DATA PROVIDED —
%%

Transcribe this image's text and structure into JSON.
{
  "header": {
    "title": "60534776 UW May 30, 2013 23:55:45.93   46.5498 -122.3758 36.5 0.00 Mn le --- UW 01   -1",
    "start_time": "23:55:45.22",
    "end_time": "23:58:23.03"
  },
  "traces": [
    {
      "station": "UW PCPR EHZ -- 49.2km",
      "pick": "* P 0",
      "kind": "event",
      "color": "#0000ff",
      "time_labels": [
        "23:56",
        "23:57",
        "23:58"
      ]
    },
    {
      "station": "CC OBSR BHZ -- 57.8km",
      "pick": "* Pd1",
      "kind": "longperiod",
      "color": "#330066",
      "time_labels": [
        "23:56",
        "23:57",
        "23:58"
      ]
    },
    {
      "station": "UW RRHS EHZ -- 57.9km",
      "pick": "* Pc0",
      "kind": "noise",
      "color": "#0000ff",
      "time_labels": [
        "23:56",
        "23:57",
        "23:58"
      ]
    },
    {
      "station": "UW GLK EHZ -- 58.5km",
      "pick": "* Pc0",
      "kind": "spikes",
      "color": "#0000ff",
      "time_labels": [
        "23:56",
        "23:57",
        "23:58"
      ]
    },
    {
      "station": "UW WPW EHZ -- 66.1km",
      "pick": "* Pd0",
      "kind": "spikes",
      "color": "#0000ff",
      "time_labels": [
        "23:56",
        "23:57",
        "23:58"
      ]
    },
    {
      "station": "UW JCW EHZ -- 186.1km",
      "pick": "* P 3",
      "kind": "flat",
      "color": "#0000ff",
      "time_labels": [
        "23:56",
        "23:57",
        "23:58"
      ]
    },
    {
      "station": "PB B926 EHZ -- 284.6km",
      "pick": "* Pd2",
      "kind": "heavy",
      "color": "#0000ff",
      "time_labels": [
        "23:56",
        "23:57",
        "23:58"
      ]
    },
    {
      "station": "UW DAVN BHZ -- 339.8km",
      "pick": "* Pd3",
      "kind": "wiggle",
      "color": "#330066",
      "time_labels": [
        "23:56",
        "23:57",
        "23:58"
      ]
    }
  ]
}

%%

WORK TO BE COMPLETED —
Give back the whole listing exactly as it reads.

COMPLETE RESPONSE —
Transcribe this image's text and structure into JSON.
{
  "header": {
    "title": "60534776 UW May 30, 2013 23:55:45.93   46.5498 -122.3758 36.5 0.00 Mn le --- UW 01   -1",
    "start_time": "23:55:45.22",
    "end_time": "23:58:23.03"
  },
  "traces": [
    {
      "station": "UW PCPR EHZ -- 49.2km",
      "pick": "* P 0",
      "kind": "event",
      "color": "#0000ff",
      "time_labels": [
        "23:56",
        "23:57",
        "23:58"
      ]
    },
    {
      "station": "CC OBSR BHZ -- 57.8km",
      "pick": "* Pd1",
      "kind": "longperiod",
      "color": "#330066",
      "time_labels": [
        "23:56",
        "23:57",
        "23:58"
      ]
    },
    {
      "station": "UW RRHS EHZ -- 57.9km",
      "pick": "* Pc0",
      "kind": "noise",
      "color": "#0000ff",
      "time_labels": [
        "23:56",
        "23:57",
        "23:58"
      ]
    },
    {
      "station": "UW GLK EHZ -- 58.5km",
      "pick": "* Pc0",
      "kind": "spikes",
      "color": "#0000ff",
      "time_labels": [
        "23:56",
        "23:57",
        "23:58"
      ]
    },
    {
      "station": "UW WPW EHZ -- 66.1km",
      "pick": "* Pd0",
      "kind": "spikes",
      "color": "#0000ff",
      "time_labels": [
        "23:56",
        "23:57",
        "23:58"
      ]
    },
    {
      "station": "UW JCW EHZ -- 186.1km",
      "pick": "* P 3",
      "kind": "flat",
      "color": "#0000ff",
      "time_labels": [
        "23:56",
        "23:57",
        "23:58"
      ]
    },
    {
      "station": "PB B926 EHZ -- 284.6km",
      "pick": "* Pd2",
      "kind": "heavy",
      "color": "#0000ff",
      "time_labels": [
        "23:56",
        "23:57",
        "23:58"
      ]
    },
    {
      "station": "UW DAVN BHZ -- 339.8km",
      "pick": "* Pd3",
      "kind": "wiggle",
      "color": "#330066",
      "time_labels": [
        "23:56",
        "23:57",
        "23:58"
      ]
    }
  ]
}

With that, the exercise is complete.